====== Record extracts ======

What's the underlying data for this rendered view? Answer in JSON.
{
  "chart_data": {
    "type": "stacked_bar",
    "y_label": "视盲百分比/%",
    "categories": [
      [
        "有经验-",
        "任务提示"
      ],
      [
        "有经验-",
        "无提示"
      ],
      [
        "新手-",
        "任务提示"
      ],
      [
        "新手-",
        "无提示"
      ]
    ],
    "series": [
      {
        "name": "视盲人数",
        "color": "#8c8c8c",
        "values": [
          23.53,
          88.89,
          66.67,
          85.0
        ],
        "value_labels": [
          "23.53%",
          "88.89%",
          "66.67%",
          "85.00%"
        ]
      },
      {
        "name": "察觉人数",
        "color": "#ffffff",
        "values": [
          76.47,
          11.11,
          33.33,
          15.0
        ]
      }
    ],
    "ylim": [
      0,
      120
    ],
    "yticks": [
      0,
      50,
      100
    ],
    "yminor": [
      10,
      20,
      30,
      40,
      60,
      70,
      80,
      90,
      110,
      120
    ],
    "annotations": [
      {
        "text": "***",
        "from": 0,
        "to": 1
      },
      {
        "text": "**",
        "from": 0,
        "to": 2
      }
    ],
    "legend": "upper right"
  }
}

======
====== Record extracts ======

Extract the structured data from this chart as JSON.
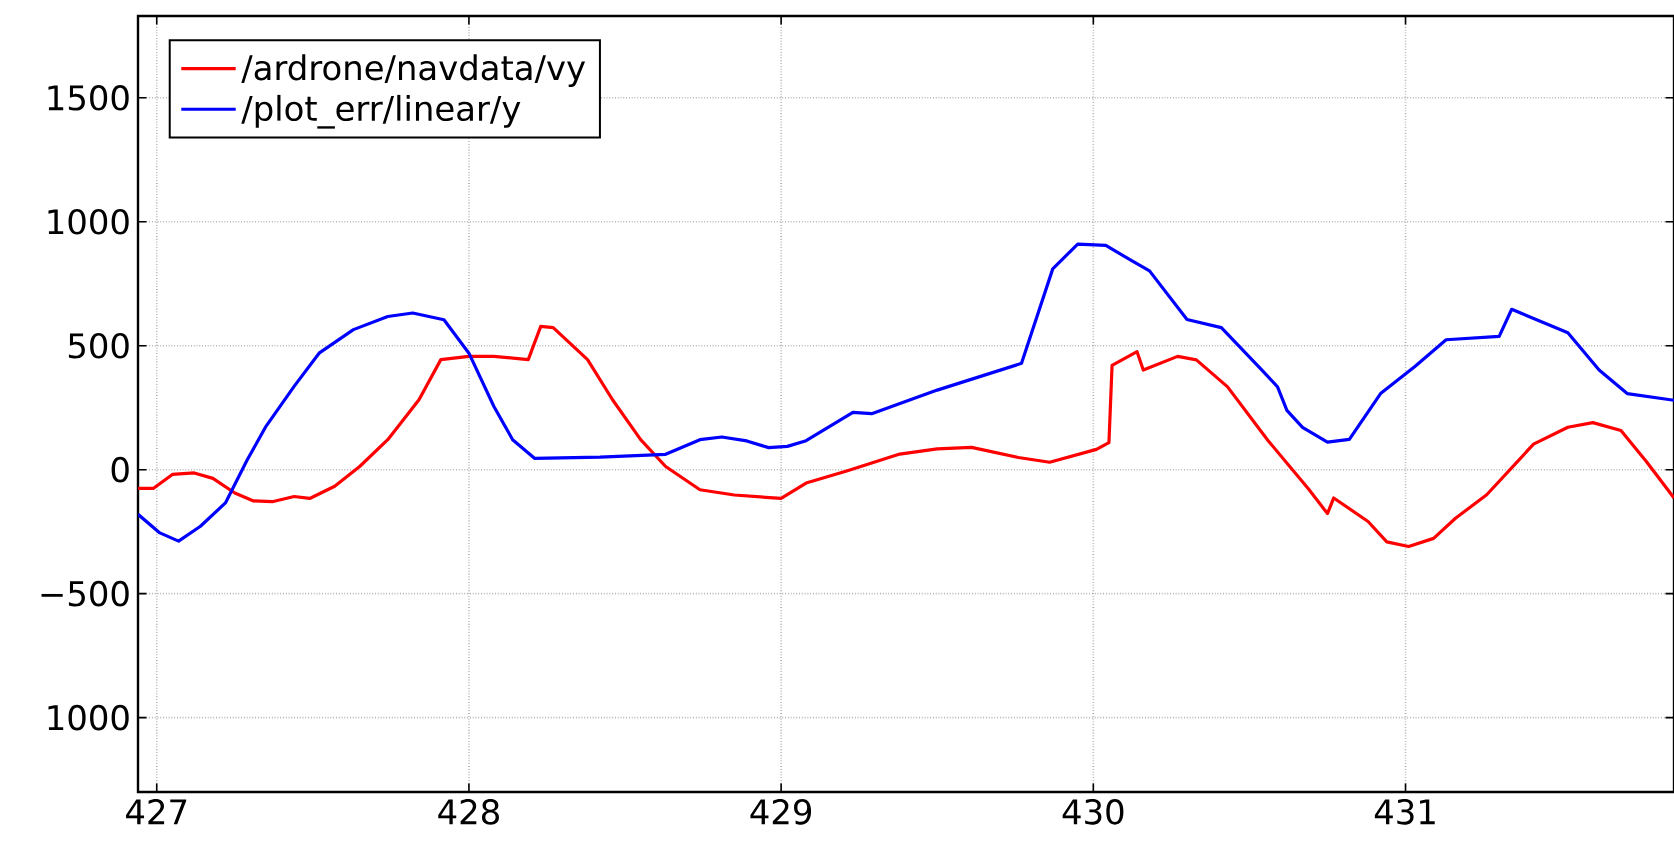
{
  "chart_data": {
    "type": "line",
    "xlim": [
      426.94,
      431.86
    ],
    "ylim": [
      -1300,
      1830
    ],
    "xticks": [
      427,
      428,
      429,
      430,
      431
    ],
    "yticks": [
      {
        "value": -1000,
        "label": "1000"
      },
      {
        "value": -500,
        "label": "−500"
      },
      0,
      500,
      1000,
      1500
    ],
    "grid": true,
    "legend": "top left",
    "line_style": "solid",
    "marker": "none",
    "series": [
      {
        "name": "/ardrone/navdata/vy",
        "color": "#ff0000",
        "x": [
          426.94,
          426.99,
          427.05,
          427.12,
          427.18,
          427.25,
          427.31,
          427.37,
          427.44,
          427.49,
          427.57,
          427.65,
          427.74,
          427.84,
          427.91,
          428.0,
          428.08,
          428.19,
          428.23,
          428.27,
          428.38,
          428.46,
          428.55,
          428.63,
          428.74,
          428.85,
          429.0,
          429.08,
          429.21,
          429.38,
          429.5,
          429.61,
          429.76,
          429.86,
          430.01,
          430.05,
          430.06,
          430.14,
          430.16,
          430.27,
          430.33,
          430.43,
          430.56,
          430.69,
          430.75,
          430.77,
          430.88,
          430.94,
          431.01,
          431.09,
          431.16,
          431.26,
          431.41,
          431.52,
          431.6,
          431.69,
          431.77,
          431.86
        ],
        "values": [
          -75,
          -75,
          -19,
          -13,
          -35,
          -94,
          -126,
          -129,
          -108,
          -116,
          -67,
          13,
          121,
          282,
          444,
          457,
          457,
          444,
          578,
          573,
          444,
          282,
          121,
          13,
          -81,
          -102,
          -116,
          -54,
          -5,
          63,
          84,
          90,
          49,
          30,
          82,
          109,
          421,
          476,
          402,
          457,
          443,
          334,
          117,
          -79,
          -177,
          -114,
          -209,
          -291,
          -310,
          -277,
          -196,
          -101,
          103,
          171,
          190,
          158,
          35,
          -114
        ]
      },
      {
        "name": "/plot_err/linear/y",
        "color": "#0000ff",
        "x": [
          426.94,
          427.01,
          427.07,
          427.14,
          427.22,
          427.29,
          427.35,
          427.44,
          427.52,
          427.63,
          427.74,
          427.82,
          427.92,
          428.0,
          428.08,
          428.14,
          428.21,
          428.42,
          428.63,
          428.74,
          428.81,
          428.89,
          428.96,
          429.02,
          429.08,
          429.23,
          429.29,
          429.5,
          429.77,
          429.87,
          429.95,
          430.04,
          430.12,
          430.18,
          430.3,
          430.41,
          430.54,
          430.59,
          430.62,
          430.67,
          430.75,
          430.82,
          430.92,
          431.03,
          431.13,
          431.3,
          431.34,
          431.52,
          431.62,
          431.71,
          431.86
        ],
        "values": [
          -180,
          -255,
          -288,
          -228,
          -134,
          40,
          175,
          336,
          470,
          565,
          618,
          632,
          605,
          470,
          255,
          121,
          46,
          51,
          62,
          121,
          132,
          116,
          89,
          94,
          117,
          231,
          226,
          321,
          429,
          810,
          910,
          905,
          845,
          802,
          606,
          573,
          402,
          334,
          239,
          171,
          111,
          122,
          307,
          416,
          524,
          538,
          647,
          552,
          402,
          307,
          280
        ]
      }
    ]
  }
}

======

Check the records above line by line and tally those holding the string "name". Answer with the number only.

#### Expected output
4